__SHORT PROBLEM__:
From the excerpt on the multi-agent replay buffer and training loop, list each field name assigned to field_names.

__SELECTED EXCERPT__:

The object used to store experiences collected by agents in the environment is called the Experience Replay Buffer, and is defined by the class MultiAgentReplayBuffer() for
multi-agent environments. During training it can be added to using the MultiAgentReplayBuffer.save_to_memory() function and sampled using the MultiAgentReplayBuffer.sample().
from agilerl.components.multi_agent_replay_buffer import MultiAgentReplayBuffer
field_names = ["state", "action", "reward", "next_state", "done"]
memory = MultiAgentReplayBuffer(
INIT_HP["MEMORY_SIZE"],
field_names=field_names,
agent_ids=INIT_HP["AGENT_IDS"],
device=device,
)
Training Loop¶
Now it is time to insert the evolutionary HPO components into our training loop. If you are using a Gym-style environment (e.g. pettingzoo
for multi-agent environments) it is easiest to use train_multi_agent_off_policy(),
which returns a population of trained agents and logged training metrics.
from agilerl.training.train_multi_agent_off_policy import train_multi_agent_off_policy
trained_pop, pop_fitnesses = train_multi_agent_off_policy(
env=env, # Pettingzoo-style environment
env_name='simple_speaker_listener_v4', # Environment name
algo="MADDPG", # Algorithm
pop=pop, # Population of agents
memory=memory, # Replay buffer
INIT_HP=INIT_HP, # IINIT_HP dictionary
net_config=NET_CONFIG, # Network configuration
max_steps=2000000, # Max number of training steps
evo_steps=10000, # Evolution frequency
eval_steps=None, # Number of steps in evaluation episode
eval_loop=1, # Number of evaluation episodes
learning_delay=1000, # Steps before starting learning
target=-30.0, # Target score for early stopping
tournament=tournament, # Tournament selection object
mutation=mutations, # Mutations object
wb=False, # Weights and Biases tracking
)

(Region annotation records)

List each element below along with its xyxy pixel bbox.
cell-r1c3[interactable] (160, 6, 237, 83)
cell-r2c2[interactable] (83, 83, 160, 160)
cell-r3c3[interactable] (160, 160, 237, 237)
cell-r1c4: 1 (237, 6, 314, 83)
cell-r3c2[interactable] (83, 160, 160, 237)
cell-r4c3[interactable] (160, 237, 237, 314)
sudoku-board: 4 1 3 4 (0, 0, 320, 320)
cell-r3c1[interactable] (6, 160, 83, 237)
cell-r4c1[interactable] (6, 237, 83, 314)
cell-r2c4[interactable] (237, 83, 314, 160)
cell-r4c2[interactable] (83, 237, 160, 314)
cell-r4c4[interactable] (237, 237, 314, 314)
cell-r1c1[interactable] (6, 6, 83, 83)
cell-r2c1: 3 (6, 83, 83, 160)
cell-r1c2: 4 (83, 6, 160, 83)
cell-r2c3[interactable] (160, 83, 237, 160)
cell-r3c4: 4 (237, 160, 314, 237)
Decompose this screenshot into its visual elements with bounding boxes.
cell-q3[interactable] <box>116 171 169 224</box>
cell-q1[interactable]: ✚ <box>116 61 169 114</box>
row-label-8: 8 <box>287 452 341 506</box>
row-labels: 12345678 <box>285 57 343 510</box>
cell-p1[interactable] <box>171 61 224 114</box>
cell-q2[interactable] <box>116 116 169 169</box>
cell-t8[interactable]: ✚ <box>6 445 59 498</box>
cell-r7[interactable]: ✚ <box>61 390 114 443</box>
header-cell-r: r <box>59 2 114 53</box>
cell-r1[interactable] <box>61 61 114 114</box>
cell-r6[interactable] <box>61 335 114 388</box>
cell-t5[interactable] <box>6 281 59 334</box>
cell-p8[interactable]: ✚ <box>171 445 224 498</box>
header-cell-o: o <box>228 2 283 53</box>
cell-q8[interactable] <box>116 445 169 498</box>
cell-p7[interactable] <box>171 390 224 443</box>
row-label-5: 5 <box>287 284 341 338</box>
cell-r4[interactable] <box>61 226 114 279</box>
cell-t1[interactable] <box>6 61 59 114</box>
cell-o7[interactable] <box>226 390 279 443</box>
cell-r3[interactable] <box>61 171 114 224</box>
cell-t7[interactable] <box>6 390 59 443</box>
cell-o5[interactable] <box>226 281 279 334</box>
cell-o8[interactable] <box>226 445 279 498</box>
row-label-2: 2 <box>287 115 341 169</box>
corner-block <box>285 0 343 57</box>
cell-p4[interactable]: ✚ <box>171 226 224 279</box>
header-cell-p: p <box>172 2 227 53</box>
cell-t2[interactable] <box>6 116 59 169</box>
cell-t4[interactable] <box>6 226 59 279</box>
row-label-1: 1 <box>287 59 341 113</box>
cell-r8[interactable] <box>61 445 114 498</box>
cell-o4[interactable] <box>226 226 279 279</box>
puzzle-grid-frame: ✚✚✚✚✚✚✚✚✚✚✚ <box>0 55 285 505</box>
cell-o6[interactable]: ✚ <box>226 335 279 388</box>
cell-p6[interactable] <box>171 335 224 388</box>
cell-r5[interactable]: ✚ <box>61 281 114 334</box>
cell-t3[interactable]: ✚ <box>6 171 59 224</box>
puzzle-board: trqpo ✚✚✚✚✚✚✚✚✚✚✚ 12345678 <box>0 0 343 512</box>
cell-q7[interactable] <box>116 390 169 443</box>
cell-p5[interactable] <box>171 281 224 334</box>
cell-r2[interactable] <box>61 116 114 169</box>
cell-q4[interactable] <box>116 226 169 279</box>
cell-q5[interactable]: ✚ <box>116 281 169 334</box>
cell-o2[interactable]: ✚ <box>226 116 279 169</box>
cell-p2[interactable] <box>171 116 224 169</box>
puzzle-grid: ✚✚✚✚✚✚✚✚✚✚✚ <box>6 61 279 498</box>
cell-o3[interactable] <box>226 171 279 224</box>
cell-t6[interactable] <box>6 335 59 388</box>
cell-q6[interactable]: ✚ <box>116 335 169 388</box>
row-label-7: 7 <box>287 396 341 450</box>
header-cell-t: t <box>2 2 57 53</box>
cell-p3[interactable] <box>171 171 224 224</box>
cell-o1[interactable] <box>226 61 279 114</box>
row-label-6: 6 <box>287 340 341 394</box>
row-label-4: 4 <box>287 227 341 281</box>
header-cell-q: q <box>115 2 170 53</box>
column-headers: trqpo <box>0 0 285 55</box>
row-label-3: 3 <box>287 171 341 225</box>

---

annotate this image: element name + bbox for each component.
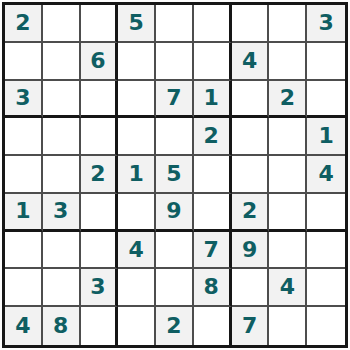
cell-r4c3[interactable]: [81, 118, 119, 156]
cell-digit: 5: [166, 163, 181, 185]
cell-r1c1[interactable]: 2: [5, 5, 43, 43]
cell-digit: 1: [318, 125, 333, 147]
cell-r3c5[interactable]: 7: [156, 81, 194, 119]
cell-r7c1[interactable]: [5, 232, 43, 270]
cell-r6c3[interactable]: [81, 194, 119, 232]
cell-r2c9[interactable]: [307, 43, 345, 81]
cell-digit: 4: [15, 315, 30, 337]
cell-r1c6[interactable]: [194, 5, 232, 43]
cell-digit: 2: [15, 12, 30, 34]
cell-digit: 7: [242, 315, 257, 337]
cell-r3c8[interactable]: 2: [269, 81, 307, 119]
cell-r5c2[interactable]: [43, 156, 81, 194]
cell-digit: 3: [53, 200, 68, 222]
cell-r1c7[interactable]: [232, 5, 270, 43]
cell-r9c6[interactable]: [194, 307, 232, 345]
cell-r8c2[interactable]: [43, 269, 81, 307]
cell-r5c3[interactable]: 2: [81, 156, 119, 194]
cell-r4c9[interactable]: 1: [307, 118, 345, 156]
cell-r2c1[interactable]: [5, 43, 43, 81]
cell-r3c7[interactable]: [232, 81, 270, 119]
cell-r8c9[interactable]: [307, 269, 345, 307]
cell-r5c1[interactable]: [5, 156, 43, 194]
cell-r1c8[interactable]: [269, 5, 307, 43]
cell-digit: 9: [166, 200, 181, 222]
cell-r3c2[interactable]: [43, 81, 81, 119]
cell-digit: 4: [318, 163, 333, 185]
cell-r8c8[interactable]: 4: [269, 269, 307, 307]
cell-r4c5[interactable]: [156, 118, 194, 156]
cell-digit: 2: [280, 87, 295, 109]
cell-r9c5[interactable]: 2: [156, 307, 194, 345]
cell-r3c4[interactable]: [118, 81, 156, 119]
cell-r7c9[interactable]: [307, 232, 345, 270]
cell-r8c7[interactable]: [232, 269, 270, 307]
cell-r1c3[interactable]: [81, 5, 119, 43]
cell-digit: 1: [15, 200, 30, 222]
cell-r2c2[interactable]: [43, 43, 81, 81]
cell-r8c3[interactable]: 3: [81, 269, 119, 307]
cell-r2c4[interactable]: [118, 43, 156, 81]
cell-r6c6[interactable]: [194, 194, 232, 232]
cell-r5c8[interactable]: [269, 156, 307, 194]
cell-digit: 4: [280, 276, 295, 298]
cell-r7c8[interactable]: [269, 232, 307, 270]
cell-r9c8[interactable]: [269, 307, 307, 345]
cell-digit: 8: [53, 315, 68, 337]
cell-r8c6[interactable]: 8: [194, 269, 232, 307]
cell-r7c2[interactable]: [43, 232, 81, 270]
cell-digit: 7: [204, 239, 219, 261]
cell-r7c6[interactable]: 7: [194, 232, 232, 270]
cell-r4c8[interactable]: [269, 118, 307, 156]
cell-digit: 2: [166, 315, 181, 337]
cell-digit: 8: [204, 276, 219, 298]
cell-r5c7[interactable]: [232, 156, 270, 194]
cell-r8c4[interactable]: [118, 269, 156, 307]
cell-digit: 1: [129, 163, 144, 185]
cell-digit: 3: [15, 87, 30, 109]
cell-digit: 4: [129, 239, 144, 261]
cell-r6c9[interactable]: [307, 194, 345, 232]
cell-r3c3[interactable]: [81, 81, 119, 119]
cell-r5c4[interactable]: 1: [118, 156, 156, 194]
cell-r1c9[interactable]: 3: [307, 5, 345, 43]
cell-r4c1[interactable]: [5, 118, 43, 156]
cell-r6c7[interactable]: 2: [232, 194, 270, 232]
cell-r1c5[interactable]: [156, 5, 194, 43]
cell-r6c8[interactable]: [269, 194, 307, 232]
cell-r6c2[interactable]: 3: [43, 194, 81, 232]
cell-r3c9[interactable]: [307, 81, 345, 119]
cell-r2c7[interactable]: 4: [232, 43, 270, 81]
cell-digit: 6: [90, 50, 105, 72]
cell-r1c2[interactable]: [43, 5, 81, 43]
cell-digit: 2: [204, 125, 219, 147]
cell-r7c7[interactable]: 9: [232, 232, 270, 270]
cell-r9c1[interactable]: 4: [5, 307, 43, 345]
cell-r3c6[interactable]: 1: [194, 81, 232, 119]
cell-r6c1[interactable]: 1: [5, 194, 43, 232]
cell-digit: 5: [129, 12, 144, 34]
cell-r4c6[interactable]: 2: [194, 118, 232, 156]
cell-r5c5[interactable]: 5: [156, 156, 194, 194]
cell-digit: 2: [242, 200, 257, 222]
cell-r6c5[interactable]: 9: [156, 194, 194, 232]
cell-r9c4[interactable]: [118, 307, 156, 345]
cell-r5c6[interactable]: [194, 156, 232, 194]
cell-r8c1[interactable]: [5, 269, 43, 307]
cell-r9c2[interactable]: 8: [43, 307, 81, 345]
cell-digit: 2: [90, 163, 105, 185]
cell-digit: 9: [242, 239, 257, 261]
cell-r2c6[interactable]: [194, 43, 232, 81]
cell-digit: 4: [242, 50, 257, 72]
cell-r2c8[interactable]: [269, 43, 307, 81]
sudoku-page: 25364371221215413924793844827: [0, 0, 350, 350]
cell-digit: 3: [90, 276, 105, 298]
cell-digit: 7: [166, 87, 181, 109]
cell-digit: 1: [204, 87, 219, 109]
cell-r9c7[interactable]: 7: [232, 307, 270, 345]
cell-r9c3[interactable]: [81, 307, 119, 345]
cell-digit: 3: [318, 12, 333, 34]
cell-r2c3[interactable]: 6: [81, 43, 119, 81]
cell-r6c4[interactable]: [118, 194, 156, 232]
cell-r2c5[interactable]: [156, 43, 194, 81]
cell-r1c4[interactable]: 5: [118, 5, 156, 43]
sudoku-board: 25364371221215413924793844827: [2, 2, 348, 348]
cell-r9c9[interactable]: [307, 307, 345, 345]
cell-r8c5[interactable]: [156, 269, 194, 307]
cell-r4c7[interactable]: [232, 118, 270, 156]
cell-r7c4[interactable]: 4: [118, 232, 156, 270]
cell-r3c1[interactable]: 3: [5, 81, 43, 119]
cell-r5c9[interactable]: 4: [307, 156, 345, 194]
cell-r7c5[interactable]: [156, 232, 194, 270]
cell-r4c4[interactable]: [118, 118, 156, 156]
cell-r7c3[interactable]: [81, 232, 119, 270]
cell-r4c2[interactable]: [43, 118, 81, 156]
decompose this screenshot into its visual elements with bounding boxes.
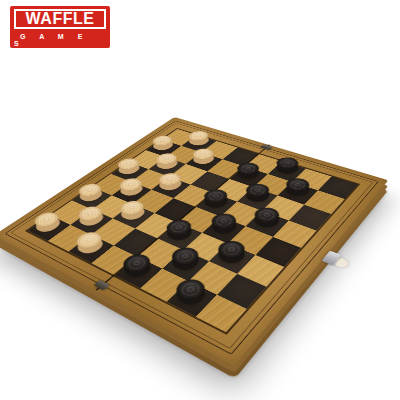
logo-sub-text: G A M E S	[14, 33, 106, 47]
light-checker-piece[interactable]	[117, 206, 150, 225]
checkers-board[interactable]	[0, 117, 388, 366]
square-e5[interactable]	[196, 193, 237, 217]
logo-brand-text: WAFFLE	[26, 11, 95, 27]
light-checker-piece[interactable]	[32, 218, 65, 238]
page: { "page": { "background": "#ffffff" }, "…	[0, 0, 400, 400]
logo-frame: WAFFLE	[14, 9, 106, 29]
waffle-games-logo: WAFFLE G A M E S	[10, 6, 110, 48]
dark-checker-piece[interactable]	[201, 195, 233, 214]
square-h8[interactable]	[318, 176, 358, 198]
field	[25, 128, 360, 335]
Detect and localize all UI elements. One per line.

__FULL ANSWER__:
state, action, reward, next_state, done